* **EXERCISE REQUIREMENTS**: Give the article on missing black men again from "Where have all" up to and including "A few whites.", replacing "spokesman" with "representative".

* **PASSAGE PROVIDED**:
Where have all the good black men gone?

The Star Ledger

Darryl Jeffries, the spokesman for East Orange, calls his city “the most densely populated community of color in the United States.” The Essex County city covers less than four square miles, but it is home to more than 70,000 people.  Mostly black. Some Hispanics. A few whites.

But the most salient statistic about East Orange is the number of black men who are not there. Under the age of 18, there are more black boys than girls. Among the adult population, however, there are 37 percent more women than men.

Where are these missing men? Most are dead. Many others are locked up. Some are in the military.

Worse yet, the gender imbalance in East Orange is not some grotesque anomaly. It’s a vivid snapshot of a very troubling reality in black America.

There are nearly two million more black adult women than men in America, stark testimony to how often black men die before their time. With nearly another million black men in prison or the military, the real imbalance is even greater—a gap of 2.8 million, according to U.S. Census data for 2002. On average, then, there are 26 percent more black women than black men; among whites, women outnumber men by just 8 percent.

Perhaps no single statistic so precisely measures the fateful, often fatal, price of being a black man in America, or so powerfully conveys how beset black communities are by the violence and disease that leaves them bereft of brothers, fathers, husbands and sons, and leaves whole communities reeling.

“It just distorts the fabric of African-American life,” says Roland Anglin, executive director of the New Jersey Public Policy Research Institute, whose mission is research to improve the quality of life in communities of color. “It’s scandalous for us as a society.”

In the March/April issue of Health Affairs, Dr. David Satcher, surgeon general under former President Bill Clinton and now the interim president of the Morehouse School of Medicine in Atlanta, exposes the core of the problem: Between 1960 and 2000, the disparity between mortality rates for black and white women narrowed while the disparity between the rates for black and white men grew wider.

Exponentially higher homicide and AIDS rates play their part, especially among younger black men. Even more deadly through middle age and beyond are higher rates of cardiovascular
disease and cancer.

“The degree of loss and death that people in those communities are experiencing at a young age is just unfathomable,” says Arline T. Geronimus of the Population Studies Center at the University of Michigan. A few years ago Geronimus led a team of researchers who calculated that in Harlem and Chicago’s South Side, two- thirds of black boys and one-third of black girls who reach their 15th birthday would not make 65.

“We live in a society right now where if you turn 25, you’re an old head,” says Stanley Edwards, 45, a program developer with the recreation department in East Orange, where all the signs of the dilemma are etched in sharp relief and where three years ago Edwards drew together a small group of young people to start Teens Against Violence Everywhere. “When I
was growing up, 25, you just started.”

Chilling stuff. But, says Satcher, “The real question is, does the nation really care to solve this problem?”


The imbalance between the numbers of black men and women does not exist everywhere. There is no gap to speak of in places with relatively small black populations like Minneapolis,
Minn.; Portland, Ore.; San Francisco and San Diego. And Seattle actually has more black men than women.

Bounding box prediction records:
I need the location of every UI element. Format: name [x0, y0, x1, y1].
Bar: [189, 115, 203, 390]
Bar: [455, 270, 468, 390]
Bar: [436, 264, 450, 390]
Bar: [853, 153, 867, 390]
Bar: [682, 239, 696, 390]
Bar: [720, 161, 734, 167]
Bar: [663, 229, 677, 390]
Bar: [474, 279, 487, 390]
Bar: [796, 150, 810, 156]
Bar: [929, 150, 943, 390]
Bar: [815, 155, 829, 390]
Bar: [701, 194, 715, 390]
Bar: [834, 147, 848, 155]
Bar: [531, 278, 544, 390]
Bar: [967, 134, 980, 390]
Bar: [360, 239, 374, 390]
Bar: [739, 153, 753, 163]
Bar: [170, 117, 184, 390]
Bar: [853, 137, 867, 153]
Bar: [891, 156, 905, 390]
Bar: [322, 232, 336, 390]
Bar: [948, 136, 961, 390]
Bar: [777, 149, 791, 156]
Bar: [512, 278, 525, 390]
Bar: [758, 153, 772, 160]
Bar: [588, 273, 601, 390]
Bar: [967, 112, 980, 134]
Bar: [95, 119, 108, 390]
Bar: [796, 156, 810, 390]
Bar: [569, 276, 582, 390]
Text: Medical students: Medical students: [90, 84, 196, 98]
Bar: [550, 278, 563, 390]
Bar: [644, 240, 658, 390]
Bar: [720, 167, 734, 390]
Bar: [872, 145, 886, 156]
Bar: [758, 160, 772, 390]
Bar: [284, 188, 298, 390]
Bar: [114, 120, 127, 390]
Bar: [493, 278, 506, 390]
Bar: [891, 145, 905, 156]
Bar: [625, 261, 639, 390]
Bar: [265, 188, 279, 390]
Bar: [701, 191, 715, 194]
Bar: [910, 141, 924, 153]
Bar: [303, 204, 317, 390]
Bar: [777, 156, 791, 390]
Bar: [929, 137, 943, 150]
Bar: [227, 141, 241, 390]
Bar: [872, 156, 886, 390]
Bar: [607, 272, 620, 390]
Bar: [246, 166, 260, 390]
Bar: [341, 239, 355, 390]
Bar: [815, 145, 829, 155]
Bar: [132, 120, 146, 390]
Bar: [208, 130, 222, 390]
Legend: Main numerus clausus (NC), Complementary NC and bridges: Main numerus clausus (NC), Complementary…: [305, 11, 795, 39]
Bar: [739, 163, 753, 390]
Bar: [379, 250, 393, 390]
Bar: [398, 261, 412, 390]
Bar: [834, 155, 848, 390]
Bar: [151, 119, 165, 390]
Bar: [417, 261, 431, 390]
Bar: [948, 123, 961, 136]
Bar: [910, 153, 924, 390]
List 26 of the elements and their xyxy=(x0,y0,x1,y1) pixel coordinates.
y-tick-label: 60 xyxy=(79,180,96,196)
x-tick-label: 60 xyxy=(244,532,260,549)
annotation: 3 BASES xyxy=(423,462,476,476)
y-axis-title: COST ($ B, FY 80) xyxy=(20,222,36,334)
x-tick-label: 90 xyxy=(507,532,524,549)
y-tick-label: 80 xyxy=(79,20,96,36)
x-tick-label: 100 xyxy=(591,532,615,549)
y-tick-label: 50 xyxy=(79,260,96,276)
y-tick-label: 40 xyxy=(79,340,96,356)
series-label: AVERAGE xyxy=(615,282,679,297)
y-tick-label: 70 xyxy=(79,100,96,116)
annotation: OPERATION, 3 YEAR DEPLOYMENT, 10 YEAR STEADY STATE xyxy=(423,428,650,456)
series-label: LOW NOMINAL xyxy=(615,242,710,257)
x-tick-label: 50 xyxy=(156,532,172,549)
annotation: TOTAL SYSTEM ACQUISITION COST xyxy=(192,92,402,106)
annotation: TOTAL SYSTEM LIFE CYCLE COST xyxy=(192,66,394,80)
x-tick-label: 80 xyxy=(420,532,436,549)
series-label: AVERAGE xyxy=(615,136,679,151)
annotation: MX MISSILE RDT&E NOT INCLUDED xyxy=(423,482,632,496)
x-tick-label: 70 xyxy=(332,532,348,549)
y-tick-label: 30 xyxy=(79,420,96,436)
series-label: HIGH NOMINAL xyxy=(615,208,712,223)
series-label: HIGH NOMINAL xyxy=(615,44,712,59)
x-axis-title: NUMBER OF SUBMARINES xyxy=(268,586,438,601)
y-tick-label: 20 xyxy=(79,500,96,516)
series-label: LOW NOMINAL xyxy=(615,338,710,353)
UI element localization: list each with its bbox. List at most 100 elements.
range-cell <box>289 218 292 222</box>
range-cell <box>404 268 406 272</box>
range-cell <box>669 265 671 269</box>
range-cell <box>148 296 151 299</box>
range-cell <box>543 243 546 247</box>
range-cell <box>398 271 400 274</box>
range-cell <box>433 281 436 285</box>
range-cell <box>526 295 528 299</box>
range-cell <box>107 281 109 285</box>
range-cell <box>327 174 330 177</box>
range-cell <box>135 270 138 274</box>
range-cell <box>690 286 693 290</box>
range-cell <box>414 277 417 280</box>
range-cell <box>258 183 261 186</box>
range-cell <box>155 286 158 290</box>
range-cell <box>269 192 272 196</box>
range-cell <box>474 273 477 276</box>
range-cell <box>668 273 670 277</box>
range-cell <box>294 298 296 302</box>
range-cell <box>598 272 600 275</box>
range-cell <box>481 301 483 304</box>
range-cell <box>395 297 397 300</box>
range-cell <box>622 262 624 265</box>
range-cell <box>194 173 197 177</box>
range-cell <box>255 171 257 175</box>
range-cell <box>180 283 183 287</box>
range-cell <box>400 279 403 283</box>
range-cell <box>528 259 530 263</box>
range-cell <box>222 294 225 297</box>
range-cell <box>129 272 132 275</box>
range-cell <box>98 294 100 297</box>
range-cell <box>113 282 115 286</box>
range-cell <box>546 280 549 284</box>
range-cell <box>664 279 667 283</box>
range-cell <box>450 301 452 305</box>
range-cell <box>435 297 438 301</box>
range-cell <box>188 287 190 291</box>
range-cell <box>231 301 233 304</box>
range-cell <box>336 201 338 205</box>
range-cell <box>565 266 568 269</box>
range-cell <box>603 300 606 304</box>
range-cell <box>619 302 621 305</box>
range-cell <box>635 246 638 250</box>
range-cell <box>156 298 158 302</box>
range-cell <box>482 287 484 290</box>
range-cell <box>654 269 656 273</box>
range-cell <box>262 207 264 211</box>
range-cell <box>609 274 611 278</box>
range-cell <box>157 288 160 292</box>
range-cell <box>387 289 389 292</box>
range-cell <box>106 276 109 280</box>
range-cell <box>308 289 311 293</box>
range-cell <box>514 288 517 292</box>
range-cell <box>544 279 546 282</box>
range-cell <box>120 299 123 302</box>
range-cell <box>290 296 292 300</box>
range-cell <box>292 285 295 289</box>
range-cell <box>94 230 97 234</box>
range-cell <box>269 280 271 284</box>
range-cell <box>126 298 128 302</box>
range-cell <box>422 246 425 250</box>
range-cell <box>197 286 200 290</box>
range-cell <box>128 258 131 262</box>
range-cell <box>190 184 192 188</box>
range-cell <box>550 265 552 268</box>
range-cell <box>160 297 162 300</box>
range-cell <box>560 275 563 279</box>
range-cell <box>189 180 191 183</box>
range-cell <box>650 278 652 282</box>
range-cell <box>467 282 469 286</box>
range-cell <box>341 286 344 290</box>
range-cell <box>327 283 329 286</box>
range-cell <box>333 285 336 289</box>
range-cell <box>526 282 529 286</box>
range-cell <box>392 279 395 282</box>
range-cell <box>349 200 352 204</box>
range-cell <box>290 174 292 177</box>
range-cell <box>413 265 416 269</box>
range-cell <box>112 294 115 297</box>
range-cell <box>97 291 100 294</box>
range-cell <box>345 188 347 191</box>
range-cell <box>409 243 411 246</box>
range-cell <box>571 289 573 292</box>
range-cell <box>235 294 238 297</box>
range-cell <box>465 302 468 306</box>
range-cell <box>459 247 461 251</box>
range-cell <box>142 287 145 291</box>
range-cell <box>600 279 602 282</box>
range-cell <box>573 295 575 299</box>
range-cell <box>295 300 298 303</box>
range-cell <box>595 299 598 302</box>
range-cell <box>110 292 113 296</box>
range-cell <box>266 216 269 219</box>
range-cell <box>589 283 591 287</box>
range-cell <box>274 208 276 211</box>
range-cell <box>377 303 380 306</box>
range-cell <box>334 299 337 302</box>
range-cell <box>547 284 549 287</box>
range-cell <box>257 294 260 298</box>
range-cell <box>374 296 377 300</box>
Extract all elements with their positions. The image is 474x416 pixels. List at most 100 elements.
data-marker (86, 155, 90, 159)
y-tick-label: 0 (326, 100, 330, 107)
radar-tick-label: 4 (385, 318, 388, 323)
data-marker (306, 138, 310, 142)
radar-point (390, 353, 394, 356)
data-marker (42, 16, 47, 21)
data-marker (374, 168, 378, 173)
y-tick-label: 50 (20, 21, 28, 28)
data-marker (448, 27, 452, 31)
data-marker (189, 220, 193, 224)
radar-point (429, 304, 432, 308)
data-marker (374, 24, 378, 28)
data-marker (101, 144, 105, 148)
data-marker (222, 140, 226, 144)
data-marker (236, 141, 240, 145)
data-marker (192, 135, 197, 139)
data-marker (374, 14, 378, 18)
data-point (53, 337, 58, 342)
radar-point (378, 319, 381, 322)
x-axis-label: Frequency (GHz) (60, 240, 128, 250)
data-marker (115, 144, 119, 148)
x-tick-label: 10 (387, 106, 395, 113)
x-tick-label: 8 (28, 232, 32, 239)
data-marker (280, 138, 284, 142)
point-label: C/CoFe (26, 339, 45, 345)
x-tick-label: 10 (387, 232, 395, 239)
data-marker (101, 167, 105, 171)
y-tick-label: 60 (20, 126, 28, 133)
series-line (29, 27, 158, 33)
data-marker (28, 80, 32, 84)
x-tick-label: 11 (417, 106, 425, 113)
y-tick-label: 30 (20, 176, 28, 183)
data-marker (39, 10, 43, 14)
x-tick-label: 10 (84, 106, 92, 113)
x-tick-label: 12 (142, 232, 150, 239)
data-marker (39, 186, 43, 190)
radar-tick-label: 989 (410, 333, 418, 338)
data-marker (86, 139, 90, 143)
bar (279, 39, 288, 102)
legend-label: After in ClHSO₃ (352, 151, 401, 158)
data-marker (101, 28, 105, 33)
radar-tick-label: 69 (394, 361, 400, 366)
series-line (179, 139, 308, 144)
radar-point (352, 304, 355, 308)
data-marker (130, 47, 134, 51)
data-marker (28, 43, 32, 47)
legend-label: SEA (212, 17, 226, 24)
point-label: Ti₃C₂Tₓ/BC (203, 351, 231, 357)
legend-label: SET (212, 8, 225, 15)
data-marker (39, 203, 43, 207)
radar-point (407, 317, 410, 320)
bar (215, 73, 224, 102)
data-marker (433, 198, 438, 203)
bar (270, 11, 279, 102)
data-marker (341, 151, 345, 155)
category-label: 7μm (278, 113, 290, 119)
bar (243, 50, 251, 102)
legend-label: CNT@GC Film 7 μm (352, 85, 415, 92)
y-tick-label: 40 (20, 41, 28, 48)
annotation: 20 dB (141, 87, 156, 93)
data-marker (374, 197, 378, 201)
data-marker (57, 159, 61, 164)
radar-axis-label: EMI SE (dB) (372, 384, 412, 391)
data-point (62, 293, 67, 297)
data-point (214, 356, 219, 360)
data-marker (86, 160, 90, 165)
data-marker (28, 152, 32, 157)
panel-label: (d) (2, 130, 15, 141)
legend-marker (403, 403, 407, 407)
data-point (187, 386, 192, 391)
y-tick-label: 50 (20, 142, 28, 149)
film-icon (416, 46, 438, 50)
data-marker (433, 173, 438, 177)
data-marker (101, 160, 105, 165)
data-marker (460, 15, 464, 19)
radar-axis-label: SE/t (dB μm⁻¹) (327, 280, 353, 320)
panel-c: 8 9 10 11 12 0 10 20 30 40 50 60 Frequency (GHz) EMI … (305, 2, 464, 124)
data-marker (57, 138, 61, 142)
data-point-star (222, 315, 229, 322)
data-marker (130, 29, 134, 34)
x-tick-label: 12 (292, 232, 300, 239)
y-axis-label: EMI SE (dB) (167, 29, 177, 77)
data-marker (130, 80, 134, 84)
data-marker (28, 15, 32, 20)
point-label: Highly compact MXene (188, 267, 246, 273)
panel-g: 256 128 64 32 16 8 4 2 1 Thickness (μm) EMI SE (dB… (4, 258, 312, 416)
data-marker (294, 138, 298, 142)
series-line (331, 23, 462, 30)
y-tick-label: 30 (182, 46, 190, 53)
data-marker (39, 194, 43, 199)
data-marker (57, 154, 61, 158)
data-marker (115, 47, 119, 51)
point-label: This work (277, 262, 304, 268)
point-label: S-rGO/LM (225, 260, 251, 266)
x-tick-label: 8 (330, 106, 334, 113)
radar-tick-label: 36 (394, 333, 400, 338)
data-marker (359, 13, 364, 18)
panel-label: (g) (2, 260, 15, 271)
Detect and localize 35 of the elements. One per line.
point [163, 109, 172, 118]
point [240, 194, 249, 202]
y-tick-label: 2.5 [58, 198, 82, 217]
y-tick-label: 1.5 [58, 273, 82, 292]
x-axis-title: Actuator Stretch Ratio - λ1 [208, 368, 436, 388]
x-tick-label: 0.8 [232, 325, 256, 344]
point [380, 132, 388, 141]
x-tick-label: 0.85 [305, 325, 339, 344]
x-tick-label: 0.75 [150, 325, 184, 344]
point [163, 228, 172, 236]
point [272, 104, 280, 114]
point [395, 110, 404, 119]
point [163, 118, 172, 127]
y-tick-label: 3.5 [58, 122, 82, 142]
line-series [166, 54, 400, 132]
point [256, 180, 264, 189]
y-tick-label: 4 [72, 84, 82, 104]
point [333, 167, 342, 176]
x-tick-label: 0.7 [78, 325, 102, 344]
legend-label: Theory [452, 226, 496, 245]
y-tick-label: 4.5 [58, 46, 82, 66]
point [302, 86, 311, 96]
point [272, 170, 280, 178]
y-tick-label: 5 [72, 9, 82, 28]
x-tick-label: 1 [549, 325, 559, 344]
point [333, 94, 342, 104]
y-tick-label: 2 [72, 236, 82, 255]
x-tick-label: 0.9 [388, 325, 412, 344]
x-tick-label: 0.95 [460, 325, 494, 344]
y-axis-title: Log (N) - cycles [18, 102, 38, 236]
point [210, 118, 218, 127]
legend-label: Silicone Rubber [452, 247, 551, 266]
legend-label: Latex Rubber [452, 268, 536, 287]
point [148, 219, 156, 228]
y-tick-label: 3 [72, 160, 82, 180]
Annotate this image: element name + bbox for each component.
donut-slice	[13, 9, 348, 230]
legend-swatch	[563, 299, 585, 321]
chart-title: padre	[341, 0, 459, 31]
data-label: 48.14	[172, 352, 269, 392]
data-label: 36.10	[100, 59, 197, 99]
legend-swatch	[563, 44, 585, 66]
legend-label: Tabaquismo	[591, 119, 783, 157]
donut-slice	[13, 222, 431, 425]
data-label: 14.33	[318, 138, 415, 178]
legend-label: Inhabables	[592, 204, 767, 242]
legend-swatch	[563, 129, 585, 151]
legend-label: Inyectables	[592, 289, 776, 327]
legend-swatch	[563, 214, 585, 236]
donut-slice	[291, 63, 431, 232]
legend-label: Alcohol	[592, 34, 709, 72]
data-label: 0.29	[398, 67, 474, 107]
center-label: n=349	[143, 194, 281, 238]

* **OUTPUT OF THE EXERCISE**:
Where have all the good black men gone?

The Star Ledger

Darryl Jeffries, the representative for East Orange, calls his city “the most densely populated community of color in the United States.” The Essex County city covers less than four square miles, but it is home to more than 70,000 people.  Mostly black. Some Hispanics. A few whites.